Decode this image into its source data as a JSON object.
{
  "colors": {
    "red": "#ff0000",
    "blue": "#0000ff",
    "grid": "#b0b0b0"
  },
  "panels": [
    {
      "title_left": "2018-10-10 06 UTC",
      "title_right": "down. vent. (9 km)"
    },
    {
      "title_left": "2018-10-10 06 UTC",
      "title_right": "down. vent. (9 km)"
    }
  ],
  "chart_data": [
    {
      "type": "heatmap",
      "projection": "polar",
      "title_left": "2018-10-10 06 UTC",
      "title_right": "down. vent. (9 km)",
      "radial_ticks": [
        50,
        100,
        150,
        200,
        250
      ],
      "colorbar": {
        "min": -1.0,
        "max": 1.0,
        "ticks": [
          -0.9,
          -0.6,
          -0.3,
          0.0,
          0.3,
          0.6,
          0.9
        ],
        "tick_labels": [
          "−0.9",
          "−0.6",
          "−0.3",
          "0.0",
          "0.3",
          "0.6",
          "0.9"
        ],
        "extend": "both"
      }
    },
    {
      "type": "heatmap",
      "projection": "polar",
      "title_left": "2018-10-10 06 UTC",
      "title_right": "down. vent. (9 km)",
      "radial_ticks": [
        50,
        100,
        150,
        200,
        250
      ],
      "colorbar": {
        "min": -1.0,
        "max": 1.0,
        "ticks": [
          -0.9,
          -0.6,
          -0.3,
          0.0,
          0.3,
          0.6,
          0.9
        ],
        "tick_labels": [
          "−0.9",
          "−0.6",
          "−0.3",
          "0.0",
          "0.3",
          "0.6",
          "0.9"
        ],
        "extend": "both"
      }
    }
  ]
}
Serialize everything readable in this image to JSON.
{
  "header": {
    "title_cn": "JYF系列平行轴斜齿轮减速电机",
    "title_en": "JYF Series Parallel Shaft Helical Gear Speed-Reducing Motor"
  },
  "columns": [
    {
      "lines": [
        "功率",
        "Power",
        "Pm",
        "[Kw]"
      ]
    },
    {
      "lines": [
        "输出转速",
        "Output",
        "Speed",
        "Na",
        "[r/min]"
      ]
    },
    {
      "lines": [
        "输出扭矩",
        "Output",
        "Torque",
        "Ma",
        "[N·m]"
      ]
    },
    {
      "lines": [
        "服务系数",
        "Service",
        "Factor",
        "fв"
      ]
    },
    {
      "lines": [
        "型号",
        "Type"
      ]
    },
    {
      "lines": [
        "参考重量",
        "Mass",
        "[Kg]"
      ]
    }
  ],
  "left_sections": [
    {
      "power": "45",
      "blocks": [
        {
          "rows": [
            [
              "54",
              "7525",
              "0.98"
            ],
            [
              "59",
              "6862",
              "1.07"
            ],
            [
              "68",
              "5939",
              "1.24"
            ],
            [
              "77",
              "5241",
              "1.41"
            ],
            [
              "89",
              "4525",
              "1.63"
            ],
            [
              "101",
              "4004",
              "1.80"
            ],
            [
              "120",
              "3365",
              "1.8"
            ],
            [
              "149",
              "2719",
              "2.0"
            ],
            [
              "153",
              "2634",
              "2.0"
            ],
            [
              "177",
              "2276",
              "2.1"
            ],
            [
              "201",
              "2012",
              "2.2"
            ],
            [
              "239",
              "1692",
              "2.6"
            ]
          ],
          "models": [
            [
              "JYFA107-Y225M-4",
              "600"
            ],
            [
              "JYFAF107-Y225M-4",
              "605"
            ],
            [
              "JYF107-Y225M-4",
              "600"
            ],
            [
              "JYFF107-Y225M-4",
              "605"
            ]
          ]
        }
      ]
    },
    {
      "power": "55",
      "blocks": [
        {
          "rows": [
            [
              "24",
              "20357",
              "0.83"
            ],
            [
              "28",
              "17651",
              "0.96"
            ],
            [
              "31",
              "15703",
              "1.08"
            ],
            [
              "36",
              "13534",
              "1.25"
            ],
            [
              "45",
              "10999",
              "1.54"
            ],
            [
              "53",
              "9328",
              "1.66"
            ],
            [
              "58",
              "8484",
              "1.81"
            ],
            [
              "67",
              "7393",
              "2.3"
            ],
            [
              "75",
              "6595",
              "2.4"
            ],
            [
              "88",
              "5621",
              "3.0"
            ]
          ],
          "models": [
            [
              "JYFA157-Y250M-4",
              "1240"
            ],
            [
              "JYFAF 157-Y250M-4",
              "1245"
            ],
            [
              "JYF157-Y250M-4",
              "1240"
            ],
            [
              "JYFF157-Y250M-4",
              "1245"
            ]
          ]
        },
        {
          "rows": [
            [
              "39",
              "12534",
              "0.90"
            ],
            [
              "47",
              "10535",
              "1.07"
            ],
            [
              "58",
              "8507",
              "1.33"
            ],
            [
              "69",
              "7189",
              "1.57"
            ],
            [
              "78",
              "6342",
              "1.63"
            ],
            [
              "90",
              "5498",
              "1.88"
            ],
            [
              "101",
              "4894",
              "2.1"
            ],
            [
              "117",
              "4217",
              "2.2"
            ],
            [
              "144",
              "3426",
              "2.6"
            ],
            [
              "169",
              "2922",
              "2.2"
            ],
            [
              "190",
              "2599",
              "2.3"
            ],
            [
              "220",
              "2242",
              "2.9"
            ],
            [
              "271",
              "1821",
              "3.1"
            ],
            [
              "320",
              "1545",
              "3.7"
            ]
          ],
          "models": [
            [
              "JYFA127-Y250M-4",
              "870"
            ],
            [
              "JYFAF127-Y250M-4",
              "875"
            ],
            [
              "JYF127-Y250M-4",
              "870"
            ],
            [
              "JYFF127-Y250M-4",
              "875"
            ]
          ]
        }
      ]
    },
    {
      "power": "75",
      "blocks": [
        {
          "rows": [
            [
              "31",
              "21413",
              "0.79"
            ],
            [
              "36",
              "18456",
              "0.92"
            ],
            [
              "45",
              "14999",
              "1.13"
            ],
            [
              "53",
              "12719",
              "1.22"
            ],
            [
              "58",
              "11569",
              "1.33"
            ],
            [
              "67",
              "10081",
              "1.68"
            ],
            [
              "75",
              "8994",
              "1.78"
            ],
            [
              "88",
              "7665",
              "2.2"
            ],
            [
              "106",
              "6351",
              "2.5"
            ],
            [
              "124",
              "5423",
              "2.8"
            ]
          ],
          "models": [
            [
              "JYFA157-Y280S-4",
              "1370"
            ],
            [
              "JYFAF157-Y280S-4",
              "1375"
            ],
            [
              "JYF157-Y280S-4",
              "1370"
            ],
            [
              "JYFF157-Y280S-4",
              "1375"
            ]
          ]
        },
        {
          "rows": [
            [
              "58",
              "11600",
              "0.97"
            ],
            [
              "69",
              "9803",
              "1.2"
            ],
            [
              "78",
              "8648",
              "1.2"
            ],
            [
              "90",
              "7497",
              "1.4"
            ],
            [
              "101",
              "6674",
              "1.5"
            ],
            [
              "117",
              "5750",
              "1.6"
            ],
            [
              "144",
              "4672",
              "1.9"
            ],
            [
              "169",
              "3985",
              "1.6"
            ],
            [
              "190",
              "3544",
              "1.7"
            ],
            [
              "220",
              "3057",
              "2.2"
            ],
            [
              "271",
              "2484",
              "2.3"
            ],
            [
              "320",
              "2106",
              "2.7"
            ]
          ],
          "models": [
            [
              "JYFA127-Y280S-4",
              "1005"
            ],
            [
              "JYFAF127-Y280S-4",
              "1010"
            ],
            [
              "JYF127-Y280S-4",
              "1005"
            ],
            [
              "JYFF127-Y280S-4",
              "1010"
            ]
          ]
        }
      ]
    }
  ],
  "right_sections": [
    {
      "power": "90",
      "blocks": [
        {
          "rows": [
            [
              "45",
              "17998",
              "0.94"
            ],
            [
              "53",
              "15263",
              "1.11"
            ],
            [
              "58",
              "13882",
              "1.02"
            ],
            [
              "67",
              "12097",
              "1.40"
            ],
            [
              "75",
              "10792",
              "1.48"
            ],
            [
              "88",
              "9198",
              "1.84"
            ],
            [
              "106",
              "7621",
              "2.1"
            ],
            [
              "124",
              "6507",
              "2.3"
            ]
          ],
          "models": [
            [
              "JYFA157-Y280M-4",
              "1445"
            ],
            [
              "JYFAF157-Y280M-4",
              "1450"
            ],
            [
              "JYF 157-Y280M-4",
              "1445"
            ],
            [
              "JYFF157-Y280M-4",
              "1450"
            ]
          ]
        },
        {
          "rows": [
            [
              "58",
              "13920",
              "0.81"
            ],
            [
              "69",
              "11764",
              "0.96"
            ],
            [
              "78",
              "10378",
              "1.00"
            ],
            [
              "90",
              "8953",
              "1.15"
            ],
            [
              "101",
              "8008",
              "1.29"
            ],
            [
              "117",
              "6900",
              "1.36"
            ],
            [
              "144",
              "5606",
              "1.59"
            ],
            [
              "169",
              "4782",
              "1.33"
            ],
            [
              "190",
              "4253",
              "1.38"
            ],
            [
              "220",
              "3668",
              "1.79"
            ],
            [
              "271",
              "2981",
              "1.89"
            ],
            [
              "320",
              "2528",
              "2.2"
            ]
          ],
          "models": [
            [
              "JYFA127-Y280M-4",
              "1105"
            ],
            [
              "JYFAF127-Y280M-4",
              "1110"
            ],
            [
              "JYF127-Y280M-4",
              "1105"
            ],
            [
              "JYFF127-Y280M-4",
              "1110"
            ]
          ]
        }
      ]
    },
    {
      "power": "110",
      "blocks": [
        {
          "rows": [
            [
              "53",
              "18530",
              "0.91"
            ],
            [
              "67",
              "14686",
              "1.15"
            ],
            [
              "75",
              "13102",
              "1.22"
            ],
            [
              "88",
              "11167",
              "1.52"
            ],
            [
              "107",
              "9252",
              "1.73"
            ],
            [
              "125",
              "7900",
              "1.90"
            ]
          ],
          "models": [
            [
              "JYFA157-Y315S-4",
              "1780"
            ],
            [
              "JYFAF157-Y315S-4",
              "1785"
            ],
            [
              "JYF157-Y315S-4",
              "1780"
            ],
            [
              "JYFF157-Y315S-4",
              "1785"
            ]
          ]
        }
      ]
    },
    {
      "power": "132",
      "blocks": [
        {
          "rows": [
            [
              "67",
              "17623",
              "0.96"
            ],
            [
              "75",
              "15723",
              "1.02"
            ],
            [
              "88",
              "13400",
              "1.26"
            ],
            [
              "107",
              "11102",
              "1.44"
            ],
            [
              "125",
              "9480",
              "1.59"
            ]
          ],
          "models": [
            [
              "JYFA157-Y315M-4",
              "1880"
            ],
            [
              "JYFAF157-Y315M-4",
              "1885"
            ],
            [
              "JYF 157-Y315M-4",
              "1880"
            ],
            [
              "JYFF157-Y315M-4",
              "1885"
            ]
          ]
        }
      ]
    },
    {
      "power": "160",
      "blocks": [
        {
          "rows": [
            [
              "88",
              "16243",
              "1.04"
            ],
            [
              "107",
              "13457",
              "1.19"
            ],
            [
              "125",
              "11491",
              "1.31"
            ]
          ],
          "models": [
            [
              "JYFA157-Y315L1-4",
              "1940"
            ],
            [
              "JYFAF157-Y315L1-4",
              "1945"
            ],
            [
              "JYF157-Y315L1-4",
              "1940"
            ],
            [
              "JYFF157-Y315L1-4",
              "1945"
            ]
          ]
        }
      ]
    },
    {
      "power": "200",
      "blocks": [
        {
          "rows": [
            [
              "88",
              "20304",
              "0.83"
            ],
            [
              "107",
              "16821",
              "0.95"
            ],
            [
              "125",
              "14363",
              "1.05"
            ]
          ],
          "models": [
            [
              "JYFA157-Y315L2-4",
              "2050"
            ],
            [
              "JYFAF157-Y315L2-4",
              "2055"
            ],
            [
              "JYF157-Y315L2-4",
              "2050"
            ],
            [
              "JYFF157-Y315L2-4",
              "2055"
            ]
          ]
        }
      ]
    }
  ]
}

.....

## Task prompt
Scan the entries above for the word "JSON" and collect each line holding it.

## Finished answer
Decode this image into its source data as a JSON object.
Serialize everything readable in this image to JSON.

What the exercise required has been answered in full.